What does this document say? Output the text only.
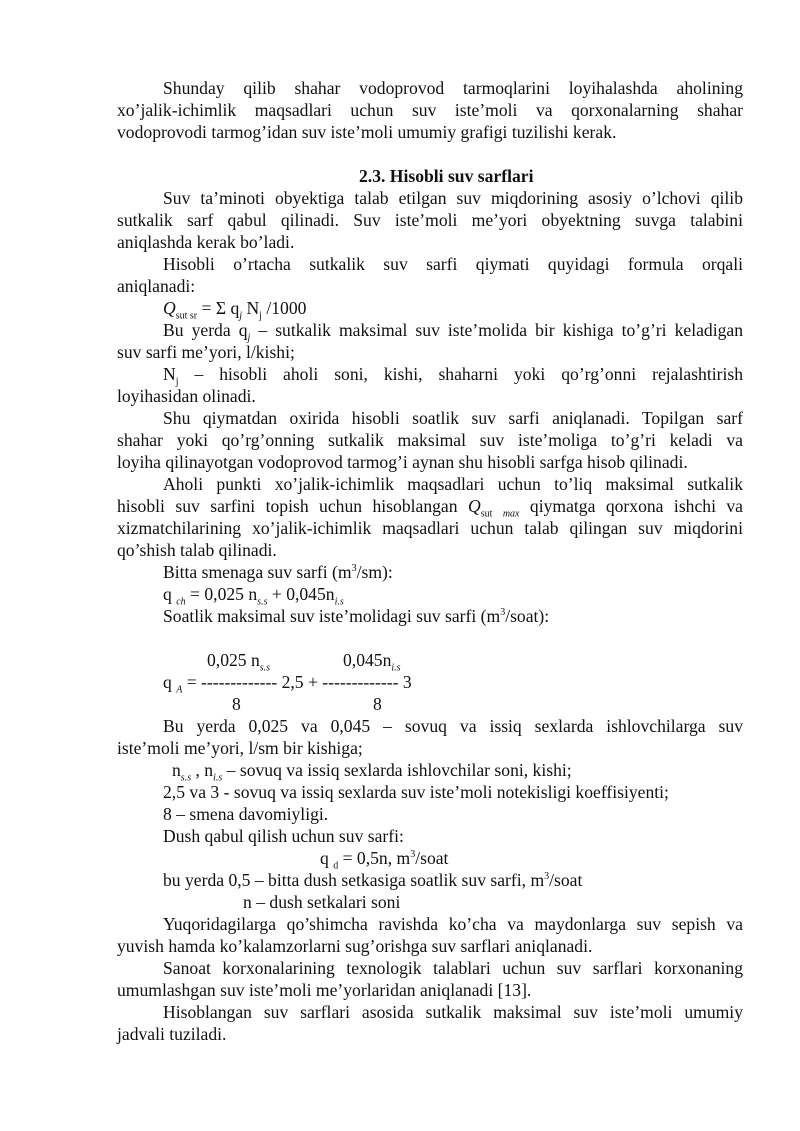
Shunday qilib shahar vodoprovod tarmoqlarini loyihalashda aholining
xo’jalik-ichimlik maqsadlari uchun suv iste’moli va qorxonalarning shahar
vodoprovodi tarmog’idan suv iste’moli umumiy grafigi tuzilishi kerak.
2.3. Hisobli suv sarflari
Suv ta’minoti obyektiga talab etilgan suv miqdorining asosiy o’lchovi qilib
sutkalik sarf qabul qilinadi. Suv iste’moli me’yori obyektning suvga talabini
aniqlashda kerak bo’ladi.
Hisobli o’rtacha sutkalik suv sarfi qiymati quyidagi formula orqali
aniqlanadi:
$Q_{sut sr} = \Sigma$ $q_j$ $N_j$ /1000
Bu yerda $q_j$ – sutkalik maksimal suv iste’molida bir kishiga to’g’ri keladigan
suv sarfi me’yori, l/kishi;
$N_j$ – hisobli aholi soni, kishi, shaharni yoki qo’rg’onni rejalashtirish
loyihasidan olinadi.
Shu qiymatdan oxirida hisobli soatlik suv sarfi aniqlanadi. Topilgan sarf
shahar yoki qo’rg’onning sutkalik maksimal suv iste’moliga to’g’ri keladi va
loyiha qilinayotgan vodoprovod tarmog’i aynan shu hisobli sarfga hisob qilinadi.
Aholi punkti xo’jalik-ichimlik maqsadlari uchun to’liq maksimal sutkalik
hisobli suv sarfini topish uchun hisoblangan $Q_{sut}$ $_{max}$ qiymatga qorxona ishchi va
xizmatchilarining xo’jalik-ichimlik maqsadlari uchun talab qilingan suv miqdorini
qo’shish talab qilinadi.
Bitta smenaga suv sarfi $(m^3/sm)$:
q $_{ch}$ = 0,025 $n_{s.s} + 0,045n_{i.s}$
Soatlik maksimal suv iste’molidagi suv sarfi $(m^3/soat)$:
0,025 $n_{s.s}$	$0,045n_{i.s}$
q $_A$ = ------------- 2,5 + ------------- 3
8	8
Bu yerda 0,025 va 0,045 – sovuq va issiq sexlarda ishlovchilarga suv
iste’moli me’yori, l/sm bir kishiga;
$n_{s.s}$ , $n_{i.s}$ – sovuq va issiq sexlarda ishlovchilar soni, kishi;
2,5 va 3 - sovuq va issiq sexlarda suv iste’moli notekisligi koeffisiyenti;
8 – smena davomiyligi.
Dush qabul qilish uchun suv sarfi:
q $_d$ = 0,5n, $m^3$/soat
bu yerda 0,5 – bitta dush setkasiga soatlik suv sarfi, $m^3$/soat
n – dush setkalari soni
Yuqoridagilarga qo’shimcha ravishda ko’cha va maydonlarga suv sepish va
yuvish hamda ko’kalamzorlarni sug’orishga suv sarflari aniqlanadi.
Sanoat korxonalarining texnologik talablari uchun suv sarflari korxonaning
umumlashgan suv iste’moli me’yorlaridan aniqlanadi [13].
Hisoblangan suv sarflari asosida sutkalik maksimal suv iste’moli umumiy
jadvali tuziladi.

- OBJECTIVE -
Look through the entries above and report each line where the string "kerak" occurs.

- SOLUTION -
vodoprovodi tarmog’idan suv iste’moli umumiy grafigi tuzilishi kerak.
aniqlashda kerak bo’ladi.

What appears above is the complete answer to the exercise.